__WHAT THE TASK ASKS__. Copy out every line of the data where the word "oncogene" is found.

--- START ---

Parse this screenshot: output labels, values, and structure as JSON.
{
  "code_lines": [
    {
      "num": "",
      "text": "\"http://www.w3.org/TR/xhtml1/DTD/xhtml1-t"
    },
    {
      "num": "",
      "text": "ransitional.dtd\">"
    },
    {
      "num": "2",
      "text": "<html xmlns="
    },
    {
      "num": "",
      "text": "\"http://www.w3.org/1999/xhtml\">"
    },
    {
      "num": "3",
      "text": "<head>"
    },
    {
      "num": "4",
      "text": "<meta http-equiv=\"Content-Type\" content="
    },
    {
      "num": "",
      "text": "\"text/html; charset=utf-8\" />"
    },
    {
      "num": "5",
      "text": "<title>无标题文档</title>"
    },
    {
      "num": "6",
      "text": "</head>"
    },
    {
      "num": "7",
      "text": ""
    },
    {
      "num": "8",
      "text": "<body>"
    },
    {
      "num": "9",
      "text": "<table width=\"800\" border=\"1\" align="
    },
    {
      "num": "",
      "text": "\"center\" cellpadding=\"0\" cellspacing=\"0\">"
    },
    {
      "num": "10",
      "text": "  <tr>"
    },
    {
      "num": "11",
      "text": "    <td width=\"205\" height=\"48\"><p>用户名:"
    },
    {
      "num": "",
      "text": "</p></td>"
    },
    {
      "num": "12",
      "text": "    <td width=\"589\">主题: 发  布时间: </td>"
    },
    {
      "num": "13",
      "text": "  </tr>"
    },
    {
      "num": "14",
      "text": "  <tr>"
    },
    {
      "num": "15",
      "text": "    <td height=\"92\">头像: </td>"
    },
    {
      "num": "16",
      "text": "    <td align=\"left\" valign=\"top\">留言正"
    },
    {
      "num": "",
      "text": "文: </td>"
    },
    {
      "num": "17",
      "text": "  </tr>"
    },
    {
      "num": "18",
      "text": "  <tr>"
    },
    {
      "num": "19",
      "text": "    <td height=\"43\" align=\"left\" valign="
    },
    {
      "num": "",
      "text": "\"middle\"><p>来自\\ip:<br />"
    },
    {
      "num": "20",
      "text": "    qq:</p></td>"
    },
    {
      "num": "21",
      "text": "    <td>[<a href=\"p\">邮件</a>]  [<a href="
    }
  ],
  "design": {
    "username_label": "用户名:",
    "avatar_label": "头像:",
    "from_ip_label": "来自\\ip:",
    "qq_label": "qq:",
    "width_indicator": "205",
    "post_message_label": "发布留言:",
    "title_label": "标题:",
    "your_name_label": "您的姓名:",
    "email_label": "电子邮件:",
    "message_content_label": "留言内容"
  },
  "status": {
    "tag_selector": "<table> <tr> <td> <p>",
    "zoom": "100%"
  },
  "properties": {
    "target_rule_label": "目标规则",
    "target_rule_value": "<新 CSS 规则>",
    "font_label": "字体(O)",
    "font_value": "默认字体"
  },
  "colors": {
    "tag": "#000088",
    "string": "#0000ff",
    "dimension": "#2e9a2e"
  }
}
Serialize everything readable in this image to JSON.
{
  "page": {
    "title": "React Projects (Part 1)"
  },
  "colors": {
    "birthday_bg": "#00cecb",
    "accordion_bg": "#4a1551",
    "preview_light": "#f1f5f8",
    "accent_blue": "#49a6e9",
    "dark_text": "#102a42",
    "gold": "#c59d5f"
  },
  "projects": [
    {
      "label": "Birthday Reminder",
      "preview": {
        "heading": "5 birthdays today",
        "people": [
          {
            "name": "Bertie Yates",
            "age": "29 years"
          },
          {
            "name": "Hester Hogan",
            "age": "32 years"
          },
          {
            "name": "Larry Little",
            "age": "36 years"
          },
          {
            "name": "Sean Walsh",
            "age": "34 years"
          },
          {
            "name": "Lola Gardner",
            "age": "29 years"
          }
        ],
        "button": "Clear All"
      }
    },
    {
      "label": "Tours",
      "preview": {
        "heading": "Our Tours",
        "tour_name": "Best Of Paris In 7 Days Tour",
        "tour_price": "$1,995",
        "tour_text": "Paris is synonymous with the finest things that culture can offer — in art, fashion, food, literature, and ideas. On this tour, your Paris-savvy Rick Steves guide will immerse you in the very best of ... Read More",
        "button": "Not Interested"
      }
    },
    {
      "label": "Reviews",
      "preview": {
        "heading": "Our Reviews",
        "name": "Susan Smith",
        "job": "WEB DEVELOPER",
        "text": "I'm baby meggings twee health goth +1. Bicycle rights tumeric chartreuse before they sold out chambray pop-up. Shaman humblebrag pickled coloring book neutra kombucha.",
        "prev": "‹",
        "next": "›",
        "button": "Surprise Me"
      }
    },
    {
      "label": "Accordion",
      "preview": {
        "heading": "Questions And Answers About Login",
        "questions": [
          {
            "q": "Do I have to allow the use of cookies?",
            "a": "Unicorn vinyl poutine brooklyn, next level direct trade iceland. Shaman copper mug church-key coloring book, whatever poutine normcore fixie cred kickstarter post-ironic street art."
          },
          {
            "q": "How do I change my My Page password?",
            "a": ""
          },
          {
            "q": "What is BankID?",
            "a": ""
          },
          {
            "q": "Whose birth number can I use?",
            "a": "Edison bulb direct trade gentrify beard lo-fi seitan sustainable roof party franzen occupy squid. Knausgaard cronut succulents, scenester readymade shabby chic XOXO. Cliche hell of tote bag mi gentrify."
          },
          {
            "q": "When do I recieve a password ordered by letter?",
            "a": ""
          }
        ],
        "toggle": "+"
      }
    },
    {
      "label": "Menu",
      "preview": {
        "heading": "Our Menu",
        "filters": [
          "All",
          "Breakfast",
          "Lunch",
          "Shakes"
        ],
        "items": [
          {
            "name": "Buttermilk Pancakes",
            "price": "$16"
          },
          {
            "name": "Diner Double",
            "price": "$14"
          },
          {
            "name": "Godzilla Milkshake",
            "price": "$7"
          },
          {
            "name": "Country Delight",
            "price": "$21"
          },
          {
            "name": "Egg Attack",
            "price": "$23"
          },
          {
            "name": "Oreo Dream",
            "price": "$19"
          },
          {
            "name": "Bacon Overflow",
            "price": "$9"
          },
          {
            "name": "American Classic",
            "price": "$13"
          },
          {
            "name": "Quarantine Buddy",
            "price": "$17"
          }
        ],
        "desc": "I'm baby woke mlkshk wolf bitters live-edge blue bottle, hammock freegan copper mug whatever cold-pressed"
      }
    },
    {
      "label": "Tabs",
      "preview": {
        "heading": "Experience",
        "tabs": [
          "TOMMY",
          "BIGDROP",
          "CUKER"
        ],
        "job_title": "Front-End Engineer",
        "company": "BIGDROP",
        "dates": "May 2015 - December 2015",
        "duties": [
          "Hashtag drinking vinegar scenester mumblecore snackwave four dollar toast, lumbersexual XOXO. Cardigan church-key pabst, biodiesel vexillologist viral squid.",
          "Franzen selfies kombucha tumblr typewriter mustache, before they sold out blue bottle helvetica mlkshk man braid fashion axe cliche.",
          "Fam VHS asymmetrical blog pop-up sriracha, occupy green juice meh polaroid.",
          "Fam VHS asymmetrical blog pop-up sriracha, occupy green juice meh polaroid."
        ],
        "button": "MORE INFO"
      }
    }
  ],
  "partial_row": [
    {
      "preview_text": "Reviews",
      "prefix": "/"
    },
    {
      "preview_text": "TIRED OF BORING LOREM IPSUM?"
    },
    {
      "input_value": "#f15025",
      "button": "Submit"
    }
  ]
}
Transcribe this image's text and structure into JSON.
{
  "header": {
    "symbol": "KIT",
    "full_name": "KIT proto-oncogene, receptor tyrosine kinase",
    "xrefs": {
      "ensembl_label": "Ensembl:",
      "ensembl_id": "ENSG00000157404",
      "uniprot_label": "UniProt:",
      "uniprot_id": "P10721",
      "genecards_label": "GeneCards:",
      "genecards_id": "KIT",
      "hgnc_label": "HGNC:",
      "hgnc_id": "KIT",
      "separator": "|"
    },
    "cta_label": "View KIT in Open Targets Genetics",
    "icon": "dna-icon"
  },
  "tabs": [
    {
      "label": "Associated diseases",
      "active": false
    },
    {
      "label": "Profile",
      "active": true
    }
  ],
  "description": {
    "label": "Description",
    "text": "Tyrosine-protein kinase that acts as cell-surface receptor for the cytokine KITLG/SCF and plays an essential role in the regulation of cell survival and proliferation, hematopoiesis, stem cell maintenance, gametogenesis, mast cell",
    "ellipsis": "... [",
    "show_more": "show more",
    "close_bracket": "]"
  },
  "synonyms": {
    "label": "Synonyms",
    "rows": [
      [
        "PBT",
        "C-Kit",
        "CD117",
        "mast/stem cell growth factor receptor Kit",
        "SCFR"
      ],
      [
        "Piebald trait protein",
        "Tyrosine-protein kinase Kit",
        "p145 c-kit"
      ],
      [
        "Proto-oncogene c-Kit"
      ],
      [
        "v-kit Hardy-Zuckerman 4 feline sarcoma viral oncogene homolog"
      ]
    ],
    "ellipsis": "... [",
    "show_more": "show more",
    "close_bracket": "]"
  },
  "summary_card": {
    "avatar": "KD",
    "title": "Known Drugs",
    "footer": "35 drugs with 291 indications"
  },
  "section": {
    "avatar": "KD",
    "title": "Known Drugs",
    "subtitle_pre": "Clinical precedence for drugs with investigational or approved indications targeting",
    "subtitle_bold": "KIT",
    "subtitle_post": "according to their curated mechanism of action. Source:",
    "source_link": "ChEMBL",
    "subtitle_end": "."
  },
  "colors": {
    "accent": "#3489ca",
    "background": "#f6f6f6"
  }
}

--- END ---

__TASK ANSWER__.
    "full_name": "KIT proto-oncogene, receptor tyrosine kinase",
        "Proto-oncogene c-Kit"
        "v-kit Hardy-Zuckerman 4 feline sarcoma viral oncogene homolog"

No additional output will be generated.